§ Exercise requirements:
Transcribe the entries that follow, word for word.

begin

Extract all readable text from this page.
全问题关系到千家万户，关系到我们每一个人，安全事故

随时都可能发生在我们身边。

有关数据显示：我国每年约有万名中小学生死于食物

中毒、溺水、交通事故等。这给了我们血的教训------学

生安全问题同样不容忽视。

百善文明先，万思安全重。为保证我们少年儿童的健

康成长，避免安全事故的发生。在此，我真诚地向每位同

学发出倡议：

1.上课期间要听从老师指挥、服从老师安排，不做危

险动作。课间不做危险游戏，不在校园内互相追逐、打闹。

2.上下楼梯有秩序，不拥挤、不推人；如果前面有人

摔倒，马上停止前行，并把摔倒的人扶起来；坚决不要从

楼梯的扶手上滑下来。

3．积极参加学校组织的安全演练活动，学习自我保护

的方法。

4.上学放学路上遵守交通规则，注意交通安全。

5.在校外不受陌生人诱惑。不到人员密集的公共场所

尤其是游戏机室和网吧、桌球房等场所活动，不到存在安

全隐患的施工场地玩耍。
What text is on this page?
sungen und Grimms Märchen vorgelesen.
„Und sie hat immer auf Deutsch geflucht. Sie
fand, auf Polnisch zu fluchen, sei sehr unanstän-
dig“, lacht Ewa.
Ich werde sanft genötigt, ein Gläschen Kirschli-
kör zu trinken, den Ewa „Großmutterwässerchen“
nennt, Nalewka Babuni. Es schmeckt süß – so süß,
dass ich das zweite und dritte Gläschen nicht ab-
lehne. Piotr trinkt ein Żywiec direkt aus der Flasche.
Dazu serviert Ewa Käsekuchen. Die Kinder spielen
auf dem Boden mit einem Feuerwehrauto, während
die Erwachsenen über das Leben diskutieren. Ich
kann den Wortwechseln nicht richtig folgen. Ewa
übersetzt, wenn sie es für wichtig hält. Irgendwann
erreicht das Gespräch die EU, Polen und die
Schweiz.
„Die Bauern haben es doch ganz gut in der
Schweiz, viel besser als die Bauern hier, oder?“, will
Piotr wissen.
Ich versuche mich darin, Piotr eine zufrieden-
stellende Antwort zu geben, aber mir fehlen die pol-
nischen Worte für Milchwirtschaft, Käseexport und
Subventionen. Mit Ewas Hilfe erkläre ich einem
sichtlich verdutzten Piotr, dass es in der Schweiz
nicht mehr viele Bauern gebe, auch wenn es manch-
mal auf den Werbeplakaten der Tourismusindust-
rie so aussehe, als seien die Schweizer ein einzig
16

end

§ Worked answer:
Extract all readable text from this page.
全问题关系到千家万户，关系到我们每一个人，安全事故

随时都可能发生在我们身边。

有关数据显示：我国每年约有万名中小学生死于食物

中毒、溺水、交通事故等。这给了我们血的教训------学

生安全问题同样不容忽视。

百善文明先，万思安全重。为保证我们少年儿童的健

康成长，避免安全事故的发生。在此，我真诚地向每位同

学发出倡议：

1.上课期间要听从老师指挥、服从老师安排，不做危

险动作。课间不做危险游戏，不在校园内互相追逐、打闹。

2.上下楼梯有秩序，不拥挤、不推人；如果前面有人

摔倒，马上停止前行，并把摔倒的人扶起来；坚决不要从

楼梯的扶手上滑下来。

3．积极参加学校组织的安全演练活动，学习自我保护

的方法。

4.上学放学路上遵守交通规则，注意交通安全。

5.在校外不受陌生人诱惑。不到人员密集的公共场所

尤其是游戏机室和网吧、桌球房等场所活动，不到存在安

全隐患的施工场地玩耍。
What text is on this page?
sungen und Grimms Märchen vorgelesen.
„Und sie hat immer auf Deutsch geflucht. Sie
fand, auf Polnisch zu fluchen, sei sehr unanstän-
dig“, lacht Ewa.
Ich werde sanft genötigt, ein Gläschen Kirschli-
kör zu trinken, den Ewa „Großmutterwässerchen“
nennt, Nalewka Babuni. Es schmeckt süß – so süß,
dass ich das zweite und dritte Gläschen nicht ab-
lehne. Piotr trinkt ein Żywiec direkt aus der Flasche.
Dazu serviert Ewa Käsekuchen. Die Kinder spielen
auf dem Boden mit einem Feuerwehrauto, während
die Erwachsenen über das Leben diskutieren. Ich
kann den Wortwechseln nicht richtig folgen. Ewa
übersetzt, wenn sie es für wichtig hält. Irgendwann
erreicht das Gespräch die EU, Polen und die
Schweiz.
„Die Bauern haben es doch ganz gut in der
Schweiz, viel besser als die Bauern hier, oder?“, will
Piotr wissen.
Ich versuche mich darin, Piotr eine zufrieden-
stellende Antwort zu geben, aber mir fehlen die pol-
nischen Worte für Milchwirtschaft, Käseexport und
Subventionen. Mit Ewas Hilfe erkläre ich einem
sichtlich verdutzten Piotr, dass es in der Schweiz
nicht mehr viele Bauern gebe, auch wenn es manch-
mal auf den Werbeplakaten der Tourismusindust-
rie so aussehe, als seien die Schweizer ein einzig
16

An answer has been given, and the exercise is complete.